(Dataset entries)
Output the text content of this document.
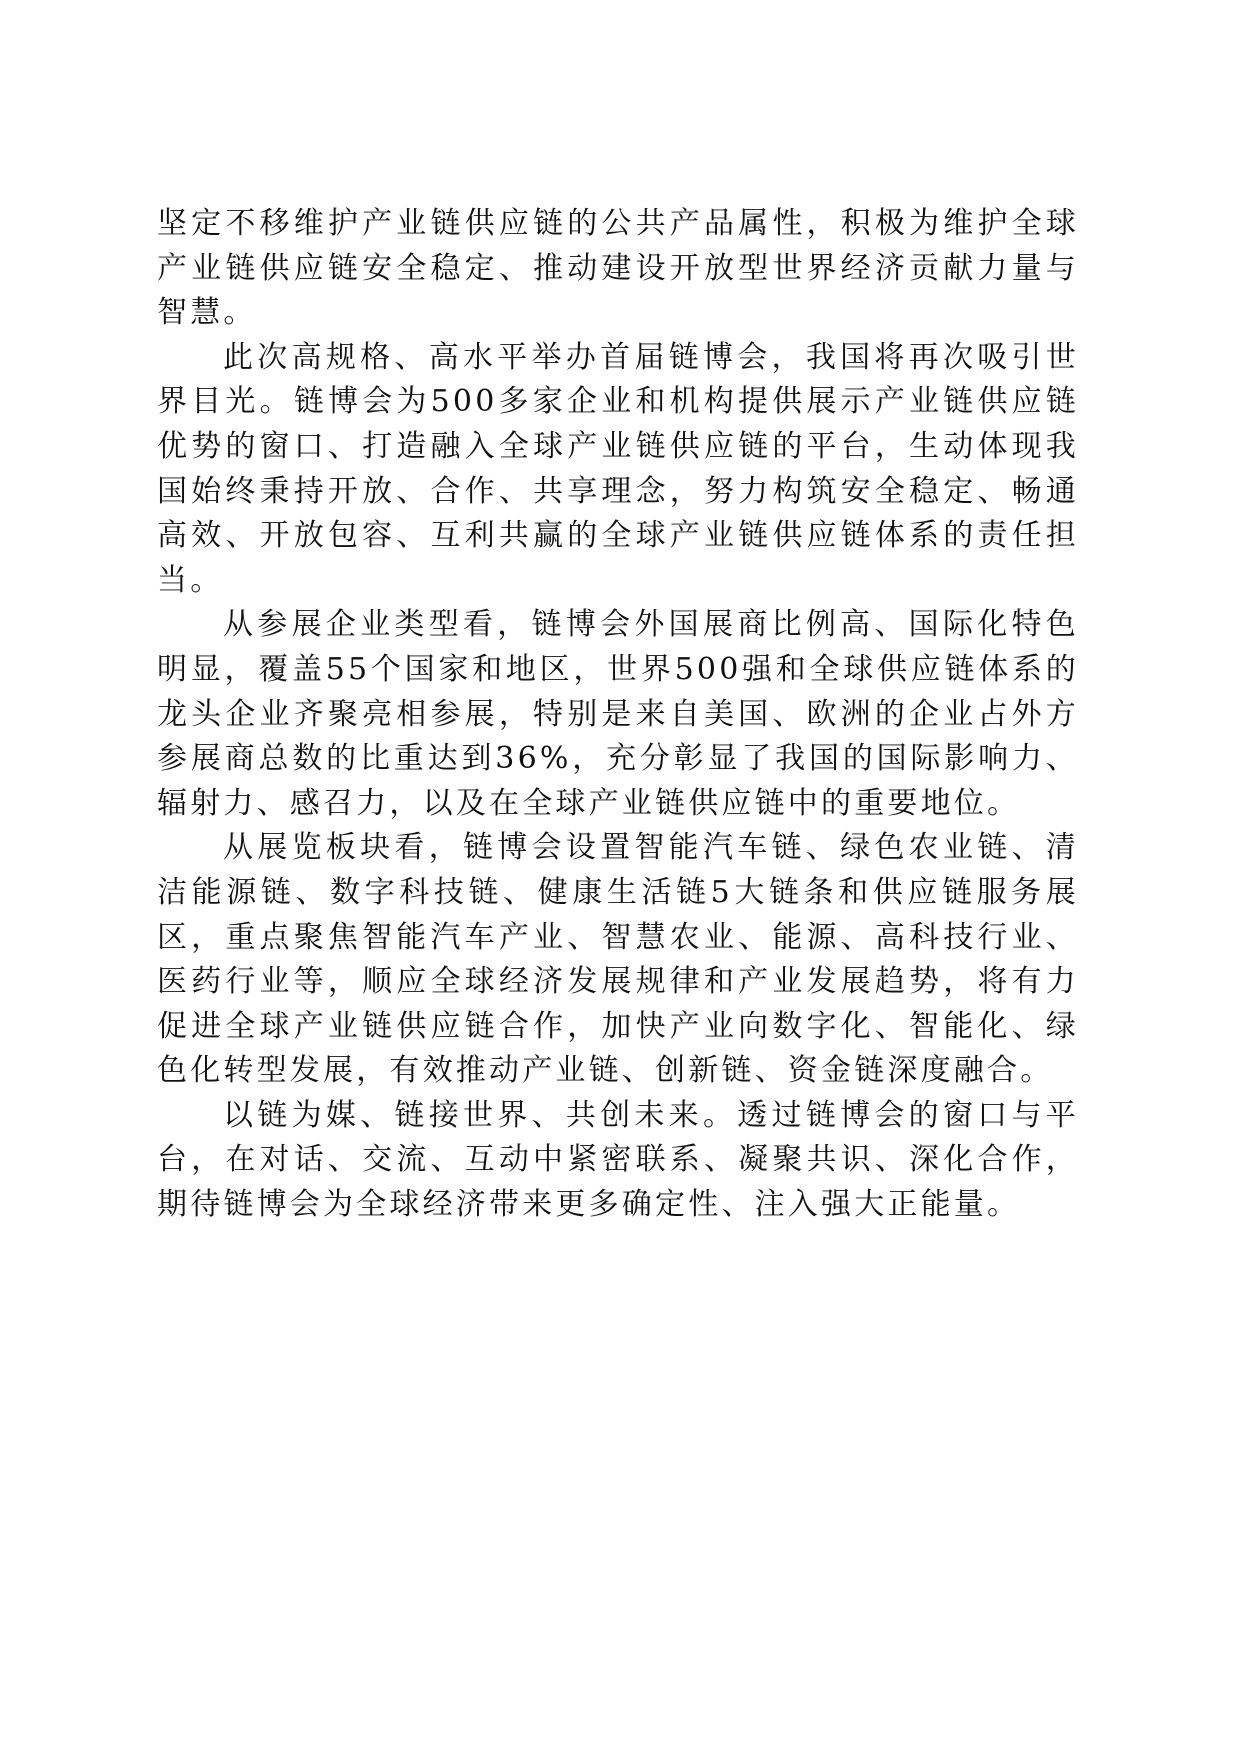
坚定不移维护产业链供应链的公共产品属性，积极为维护全球产业链供应链安全稳定、推动建设开放型世界经济贡献力量与智慧。

此次高规格、高水平举办首届链博会，我国将再次吸引世界目光。链博会为500多家企业和机构提供展示产业链供应链优势的窗口、打造融入全球产业链供应链的平台，生动体现我国始终秉持开放、合作、共享理念，努力构筑安全稳定、畅通高效、开放包容、互利共赢的全球产业链供应链体系的责任担当。

从参展企业类型看，链博会外国展商比例高、国际化特色明显，覆盖55个国家和地区，世界500强和全球供应链体系的龙头企业齐聚亮相参展，特别是来自美国、欧洲的企业占外方参展商总数的比重达到36%，充分彰显了我国的国际影响力、辐射力、感召力，以及在全球产业链供应链中的重要地位。

从展览板块看，链博会设置智能汽车链、绿色农业链、清洁能源链、数字科技链、健康生活链5大链条和供应链服务展区，重点聚焦智能汽车产业、智慧农业、能源、高科技行业、医药行业等，顺应全球经济发展规律和产业发展趋势，将有力促进全球产业链供应链合作，加快产业向数字化、智能化、绿色化转型发展，有效推动产业链、创新链、资金链深度融合。

以链为媒、链接世界、共创未来。透过链博会的窗口与平台，在对话、交流、互动中紧密联系、凝聚共识、深化合作，期待链博会为全球经济带来更多确定性、注入强大正能量。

Directions for this task:
Restate the whole listing above exactly, except for its images.

Exercise output:
Output the text content of this document.
坚定不移维护产业链供应链的公共产品属性，积极为维护全球产业链供应链安全稳定、推动建设开放型世界经济贡献力量与智慧。

此次高规格、高水平举办首届链博会，我国将再次吸引世界目光。链博会为500多家企业和机构提供展示产业链供应链优势的窗口、打造融入全球产业链供应链的平台，生动体现我国始终秉持开放、合作、共享理念，努力构筑安全稳定、畅通高效、开放包容、互利共赢的全球产业链供应链体系的责任担当。

从参展企业类型看，链博会外国展商比例高、国际化特色明显，覆盖55个国家和地区，世界500强和全球供应链体系的龙头企业齐聚亮相参展，特别是来自美国、欧洲的企业占外方参展商总数的比重达到36%，充分彰显了我国的国际影响力、辐射力、感召力，以及在全球产业链供应链中的重要地位。

从展览板块看，链博会设置智能汽车链、绿色农业链、清洁能源链、数字科技链、健康生活链5大链条和供应链服务展区，重点聚焦智能汽车产业、智慧农业、能源、高科技行业、医药行业等，顺应全球经济发展规律和产业发展趋势，将有力促进全球产业链供应链合作，加快产业向数字化、智能化、绿色化转型发展，有效推动产业链、创新链、资金链深度融合。

以链为媒、链接世界、共创未来。透过链博会的窗口与平台，在对话、交流、互动中紧密联系、凝聚共识、深化合作，期待链博会为全球经济带来更多确定性、注入强大正能量。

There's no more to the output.